* TASK GOAL:
Copy the full set of lines exactly as given.

Collection entries:
########################################

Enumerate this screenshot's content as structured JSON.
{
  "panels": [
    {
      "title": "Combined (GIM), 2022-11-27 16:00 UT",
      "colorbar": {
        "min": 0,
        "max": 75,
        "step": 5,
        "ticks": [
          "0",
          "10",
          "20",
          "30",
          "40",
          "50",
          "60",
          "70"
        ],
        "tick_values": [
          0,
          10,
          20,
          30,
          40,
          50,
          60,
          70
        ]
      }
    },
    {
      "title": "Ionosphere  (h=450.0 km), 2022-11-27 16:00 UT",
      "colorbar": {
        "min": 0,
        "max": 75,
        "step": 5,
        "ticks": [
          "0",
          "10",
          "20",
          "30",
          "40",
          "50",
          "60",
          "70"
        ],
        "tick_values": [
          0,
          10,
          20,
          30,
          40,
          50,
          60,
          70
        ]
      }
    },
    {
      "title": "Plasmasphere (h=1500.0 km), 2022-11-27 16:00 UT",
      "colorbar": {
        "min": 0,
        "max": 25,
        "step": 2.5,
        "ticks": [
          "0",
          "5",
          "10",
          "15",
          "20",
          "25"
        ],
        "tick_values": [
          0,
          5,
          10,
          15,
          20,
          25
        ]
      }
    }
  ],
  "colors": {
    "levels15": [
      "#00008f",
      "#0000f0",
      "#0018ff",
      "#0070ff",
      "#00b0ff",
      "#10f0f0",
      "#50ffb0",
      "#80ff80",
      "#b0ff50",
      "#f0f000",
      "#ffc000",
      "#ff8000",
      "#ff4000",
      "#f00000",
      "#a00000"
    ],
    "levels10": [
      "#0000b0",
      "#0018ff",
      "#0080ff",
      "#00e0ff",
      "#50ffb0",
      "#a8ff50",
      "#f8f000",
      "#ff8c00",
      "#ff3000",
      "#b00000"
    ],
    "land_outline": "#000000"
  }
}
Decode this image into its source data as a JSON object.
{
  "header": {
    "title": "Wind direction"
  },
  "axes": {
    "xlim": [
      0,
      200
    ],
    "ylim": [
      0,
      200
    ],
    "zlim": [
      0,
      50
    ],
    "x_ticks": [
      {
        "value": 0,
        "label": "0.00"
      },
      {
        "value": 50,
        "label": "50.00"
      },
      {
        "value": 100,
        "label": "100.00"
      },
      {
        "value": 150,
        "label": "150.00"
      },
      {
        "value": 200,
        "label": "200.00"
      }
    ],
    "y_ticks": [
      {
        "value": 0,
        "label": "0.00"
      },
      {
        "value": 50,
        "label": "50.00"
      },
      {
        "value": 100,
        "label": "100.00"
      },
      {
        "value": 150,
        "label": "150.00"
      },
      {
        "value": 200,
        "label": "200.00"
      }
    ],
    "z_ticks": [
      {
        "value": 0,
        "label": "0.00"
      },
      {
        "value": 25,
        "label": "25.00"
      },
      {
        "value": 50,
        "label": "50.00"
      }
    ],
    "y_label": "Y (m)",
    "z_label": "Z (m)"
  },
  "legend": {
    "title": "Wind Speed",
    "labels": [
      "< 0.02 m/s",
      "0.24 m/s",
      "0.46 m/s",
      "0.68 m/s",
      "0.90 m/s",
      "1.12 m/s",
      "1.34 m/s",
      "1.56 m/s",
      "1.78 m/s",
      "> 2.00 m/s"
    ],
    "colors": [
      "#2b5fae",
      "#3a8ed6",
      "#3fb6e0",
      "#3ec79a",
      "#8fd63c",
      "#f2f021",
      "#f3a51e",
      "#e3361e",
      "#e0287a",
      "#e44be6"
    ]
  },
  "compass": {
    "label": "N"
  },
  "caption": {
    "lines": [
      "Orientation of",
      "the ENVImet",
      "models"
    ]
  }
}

########################################

* SOLUTION FOR THIS EXERCISE:
Enumerate this screenshot's content as structured JSON.
{
  "panels": [
    {
      "title": "Combined (GIM), 2022-11-27 16:00 UT",
      "colorbar": {
        "min": 0,
        "max": 75,
        "step": 5,
        "ticks": [
          "0",
          "10",
          "20",
          "30",
          "40",
          "50",
          "60",
          "70"
        ],
        "tick_values": [
          0,
          10,
          20,
          30,
          40,
          50,
          60,
          70
        ]
      }
    },
    {
      "title": "Ionosphere  (h=450.0 km), 2022-11-27 16:00 UT",
      "colorbar": {
        "min": 0,
        "max": 75,
        "step": 5,
        "ticks": [
          "0",
          "10",
          "20",
          "30",
          "40",
          "50",
          "60",
          "70"
        ],
        "tick_values": [
          0,
          10,
          20,
          30,
          40,
          50,
          60,
          70
        ]
      }
    },
    {
      "title": "Plasmasphere (h=1500.0 km), 2022-11-27 16:00 UT",
      "colorbar": {
        "min": 0,
        "max": 25,
        "step": 2.5,
        "ticks": [
          "0",
          "5",
          "10",
          "15",
          "20",
          "25"
        ],
        "tick_values": [
          0,
          5,
          10,
          15,
          20,
          25
        ]
      }
    }
  ],
  "colors": {
    "levels15": [
      "#00008f",
      "#0000f0",
      "#0018ff",
      "#0070ff",
      "#00b0ff",
      "#10f0f0",
      "#50ffb0",
      "#80ff80",
      "#b0ff50",
      "#f0f000",
      "#ffc000",
      "#ff8000",
      "#ff4000",
      "#f00000",
      "#a00000"
    ],
    "levels10": [
      "#0000b0",
      "#0018ff",
      "#0080ff",
      "#00e0ff",
      "#50ffb0",
      "#a8ff50",
      "#f8f000",
      "#ff8c00",
      "#ff3000",
      "#b00000"
    ],
    "land_outline": "#000000"
  }
}
Decode this image into its source data as a JSON object.
{
  "header": {
    "title": "Wind direction"
  },
  "axes": {
    "xlim": [
      0,
      200
    ],
    "ylim": [
      0,
      200
    ],
    "zlim": [
      0,
      50
    ],
    "x_ticks": [
      {
        "value": 0,
        "label": "0.00"
      },
      {
        "value": 50,
        "label": "50.00"
      },
      {
        "value": 100,
        "label": "100.00"
      },
      {
        "value": 150,
        "label": "150.00"
      },
      {
        "value": 200,
        "label": "200.00"
      }
    ],
    "y_ticks": [
      {
        "value": 0,
        "label": "0.00"
      },
      {
        "value": 50,
        "label": "50.00"
      },
      {
        "value": 100,
        "label": "100.00"
      },
      {
        "value": 150,
        "label": "150.00"
      },
      {
        "value": 200,
        "label": "200.00"
      }
    ],
    "z_ticks": [
      {
        "value": 0,
        "label": "0.00"
      },
      {
        "value": 25,
        "label": "25.00"
      },
      {
        "value": 50,
        "label": "50.00"
      }
    ],
    "y_label": "Y (m)",
    "z_label": "Z (m)"
  },
  "legend": {
    "title": "Wind Speed",
    "labels": [
      "< 0.02 m/s",
      "0.24 m/s",
      "0.46 m/s",
      "0.68 m/s",
      "0.90 m/s",
      "1.12 m/s",
      "1.34 m/s",
      "1.56 m/s",
      "1.78 m/s",
      "> 2.00 m/s"
    ],
    "colors": [
      "#2b5fae",
      "#3a8ed6",
      "#3fb6e0",
      "#3ec79a",
      "#8fd63c",
      "#f2f021",
      "#f3a51e",
      "#e3361e",
      "#e0287a",
      "#e44be6"
    ]
  },
  "compass": {
    "label": "N"
  },
  "caption": {
    "lines": [
      "Orientation of",
      "the ENVImet",
      "models"
    ]
  }
}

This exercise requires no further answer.